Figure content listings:

------------------------------------

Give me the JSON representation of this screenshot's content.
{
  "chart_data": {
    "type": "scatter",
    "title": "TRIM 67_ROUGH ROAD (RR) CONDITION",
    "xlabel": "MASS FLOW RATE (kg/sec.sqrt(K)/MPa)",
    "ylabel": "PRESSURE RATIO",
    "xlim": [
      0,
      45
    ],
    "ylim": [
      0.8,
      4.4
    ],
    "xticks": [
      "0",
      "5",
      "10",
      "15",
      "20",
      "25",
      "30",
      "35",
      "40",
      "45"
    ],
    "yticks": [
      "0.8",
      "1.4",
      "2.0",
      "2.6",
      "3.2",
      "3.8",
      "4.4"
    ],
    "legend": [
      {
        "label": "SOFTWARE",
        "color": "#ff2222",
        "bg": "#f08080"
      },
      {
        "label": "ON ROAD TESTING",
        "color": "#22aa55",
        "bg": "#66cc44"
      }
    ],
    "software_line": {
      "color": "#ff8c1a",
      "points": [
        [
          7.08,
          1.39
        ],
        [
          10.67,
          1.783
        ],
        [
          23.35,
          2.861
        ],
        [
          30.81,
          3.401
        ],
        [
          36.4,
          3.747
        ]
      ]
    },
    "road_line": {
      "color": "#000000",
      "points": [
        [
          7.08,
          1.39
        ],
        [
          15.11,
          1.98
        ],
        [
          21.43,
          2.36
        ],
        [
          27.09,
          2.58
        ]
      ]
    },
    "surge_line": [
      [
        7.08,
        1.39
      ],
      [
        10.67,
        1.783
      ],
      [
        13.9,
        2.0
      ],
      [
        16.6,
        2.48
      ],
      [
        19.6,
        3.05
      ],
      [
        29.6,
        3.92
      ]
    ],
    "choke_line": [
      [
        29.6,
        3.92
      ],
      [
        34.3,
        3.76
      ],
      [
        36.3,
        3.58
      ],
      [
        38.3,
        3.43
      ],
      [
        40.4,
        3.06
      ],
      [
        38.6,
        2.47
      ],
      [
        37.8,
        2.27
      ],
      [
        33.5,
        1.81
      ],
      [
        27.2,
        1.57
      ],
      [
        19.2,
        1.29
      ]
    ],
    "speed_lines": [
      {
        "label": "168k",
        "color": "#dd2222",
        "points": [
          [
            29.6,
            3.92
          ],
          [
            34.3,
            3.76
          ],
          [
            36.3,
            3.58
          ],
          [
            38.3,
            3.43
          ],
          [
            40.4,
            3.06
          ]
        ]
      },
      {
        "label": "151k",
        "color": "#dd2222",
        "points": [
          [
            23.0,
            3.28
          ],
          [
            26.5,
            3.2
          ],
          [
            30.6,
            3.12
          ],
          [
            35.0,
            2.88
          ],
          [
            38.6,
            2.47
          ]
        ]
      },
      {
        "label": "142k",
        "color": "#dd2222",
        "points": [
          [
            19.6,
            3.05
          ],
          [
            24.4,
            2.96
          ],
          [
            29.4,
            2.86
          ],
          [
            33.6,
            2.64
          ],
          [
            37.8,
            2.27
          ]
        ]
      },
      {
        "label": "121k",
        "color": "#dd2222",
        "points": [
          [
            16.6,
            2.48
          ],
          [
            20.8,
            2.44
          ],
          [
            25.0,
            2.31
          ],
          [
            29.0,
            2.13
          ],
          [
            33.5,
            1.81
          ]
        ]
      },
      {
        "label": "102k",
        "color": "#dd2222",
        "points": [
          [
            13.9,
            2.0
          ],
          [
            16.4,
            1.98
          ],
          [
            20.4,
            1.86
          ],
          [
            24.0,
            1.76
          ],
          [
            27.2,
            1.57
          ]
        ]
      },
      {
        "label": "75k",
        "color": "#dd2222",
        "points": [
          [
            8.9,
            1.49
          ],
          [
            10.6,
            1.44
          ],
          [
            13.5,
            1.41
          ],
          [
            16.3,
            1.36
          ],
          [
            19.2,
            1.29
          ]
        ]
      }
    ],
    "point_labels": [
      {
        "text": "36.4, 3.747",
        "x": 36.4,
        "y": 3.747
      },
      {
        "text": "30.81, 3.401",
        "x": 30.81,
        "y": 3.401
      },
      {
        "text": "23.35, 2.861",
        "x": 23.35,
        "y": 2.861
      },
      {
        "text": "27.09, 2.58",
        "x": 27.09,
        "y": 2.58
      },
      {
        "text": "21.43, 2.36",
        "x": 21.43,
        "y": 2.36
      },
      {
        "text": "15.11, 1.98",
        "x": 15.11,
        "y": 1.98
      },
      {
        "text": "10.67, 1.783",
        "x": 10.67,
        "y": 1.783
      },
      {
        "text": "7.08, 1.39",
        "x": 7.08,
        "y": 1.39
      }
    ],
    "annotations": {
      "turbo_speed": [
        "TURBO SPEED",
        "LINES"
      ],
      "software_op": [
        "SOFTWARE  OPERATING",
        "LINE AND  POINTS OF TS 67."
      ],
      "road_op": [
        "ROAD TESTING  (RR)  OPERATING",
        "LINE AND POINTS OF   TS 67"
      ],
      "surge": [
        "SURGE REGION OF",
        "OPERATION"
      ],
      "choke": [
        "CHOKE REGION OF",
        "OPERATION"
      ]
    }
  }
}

------------------------------------

Output all of the material, please, exactly as it stands.

- **IN RESPONSE**
Give me the JSON representation of this screenshot's content.
{
  "chart_data": {
    "type": "scatter",
    "title": "TRIM 67_ROUGH ROAD (RR) CONDITION",
    "xlabel": "MASS FLOW RATE (kg/sec.sqrt(K)/MPa)",
    "ylabel": "PRESSURE RATIO",
    "xlim": [
      0,
      45
    ],
    "ylim": [
      0.8,
      4.4
    ],
    "xticks": [
      "0",
      "5",
      "10",
      "15",
      "20",
      "25",
      "30",
      "35",
      "40",
      "45"
    ],
    "yticks": [
      "0.8",
      "1.4",
      "2.0",
      "2.6",
      "3.2",
      "3.8",
      "4.4"
    ],
    "legend": [
      {
        "label": "SOFTWARE",
        "color": "#ff2222",
        "bg": "#f08080"
      },
      {
        "label": "ON ROAD TESTING",
        "color": "#22aa55",
        "bg": "#66cc44"
      }
    ],
    "software_line": {
      "color": "#ff8c1a",
      "points": [
        [
          7.08,
          1.39
        ],
        [
          10.67,
          1.783
        ],
        [
          23.35,
          2.861
        ],
        [
          30.81,
          3.401
        ],
        [
          36.4,
          3.747
        ]
      ]
    },
    "road_line": {
      "color": "#000000",
      "points": [
        [
          7.08,
          1.39
        ],
        [
          15.11,
          1.98
        ],
        [
          21.43,
          2.36
        ],
        [
          27.09,
          2.58
        ]
      ]
    },
    "surge_line": [
      [
        7.08,
        1.39
      ],
      [
        10.67,
        1.783
      ],
      [
        13.9,
        2.0
      ],
      [
        16.6,
        2.48
      ],
      [
        19.6,
        3.05
      ],
      [
        29.6,
        3.92
      ]
    ],
    "choke_line": [
      [
        29.6,
        3.92
      ],
      [
        34.3,
        3.76
      ],
      [
        36.3,
        3.58
      ],
      [
        38.3,
        3.43
      ],
      [
        40.4,
        3.06
      ],
      [
        38.6,
        2.47
      ],
      [
        37.8,
        2.27
      ],
      [
        33.5,
        1.81
      ],
      [
        27.2,
        1.57
      ],
      [
        19.2,
        1.29
      ]
    ],
    "speed_lines": [
      {
        "label": "168k",
        "color": "#dd2222",
        "points": [
          [
            29.6,
            3.92
          ],
          [
            34.3,
            3.76
          ],
          [
            36.3,
            3.58
          ],
          [
            38.3,
            3.43
          ],
          [
            40.4,
            3.06
          ]
        ]
      },
      {
        "label": "151k",
        "color": "#dd2222",
        "points": [
          [
            23.0,
            3.28
          ],
          [
            26.5,
            3.2
          ],
          [
            30.6,
            3.12
          ],
          [
            35.0,
            2.88
          ],
          [
            38.6,
            2.47
          ]
        ]
      },
      {
        "label": "142k",
        "color": "#dd2222",
        "points": [
          [
            19.6,
            3.05
          ],
          [
            24.4,
            2.96
          ],
          [
            29.4,
            2.86
          ],
          [
            33.6,
            2.64
          ],
          [
            37.8,
            2.27
          ]
        ]
      },
      {
        "label": "121k",
        "color": "#dd2222",
        "points": [
          [
            16.6,
            2.48
          ],
          [
            20.8,
            2.44
          ],
          [
            25.0,
            2.31
          ],
          [
            29.0,
            2.13
          ],
          [
            33.5,
            1.81
          ]
        ]
      },
      {
        "label": "102k",
        "color": "#dd2222",
        "points": [
          [
            13.9,
            2.0
          ],
          [
            16.4,
            1.98
          ],
          [
            20.4,
            1.86
          ],
          [
            24.0,
            1.76
          ],
          [
            27.2,
            1.57
          ]
        ]
      },
      {
        "label": "75k",
        "color": "#dd2222",
        "points": [
          [
            8.9,
            1.49
          ],
          [
            10.6,
            1.44
          ],
          [
            13.5,
            1.41
          ],
          [
            16.3,
            1.36
          ],
          [
            19.2,
            1.29
          ]
        ]
      }
    ],
    "point_labels": [
      {
        "text": "36.4, 3.747",
        "x": 36.4,
        "y": 3.747
      },
      {
        "text": "30.81, 3.401",
        "x": 30.81,
        "y": 3.401
      },
      {
        "text": "23.35, 2.861",
        "x": 23.35,
        "y": 2.861
      },
      {
        "text": "27.09, 2.58",
        "x": 27.09,
        "y": 2.58
      },
      {
        "text": "21.43, 2.36",
        "x": 21.43,
        "y": 2.36
      },
      {
        "text": "15.11, 1.98",
        "x": 15.11,
        "y": 1.98
      },
      {
        "text": "10.67, 1.783",
        "x": 10.67,
        "y": 1.783
      },
      {
        "text": "7.08, 1.39",
        "x": 7.08,
        "y": 1.39
      }
    ],
    "annotations": {
      "turbo_speed": [
        "TURBO SPEED",
        "LINES"
      ],
      "software_op": [
        "SOFTWARE  OPERATING",
        "LINE AND  POINTS OF TS 67."
      ],
      "road_op": [
        "ROAD TESTING  (RR)  OPERATING",
        "LINE AND POINTS OF   TS 67"
      ],
      "surge": [
        "SURGE REGION OF",
        "OPERATION"
      ],
      "choke": [
        "CHOKE REGION OF",
        "OPERATION"
      ]
    }
  }
}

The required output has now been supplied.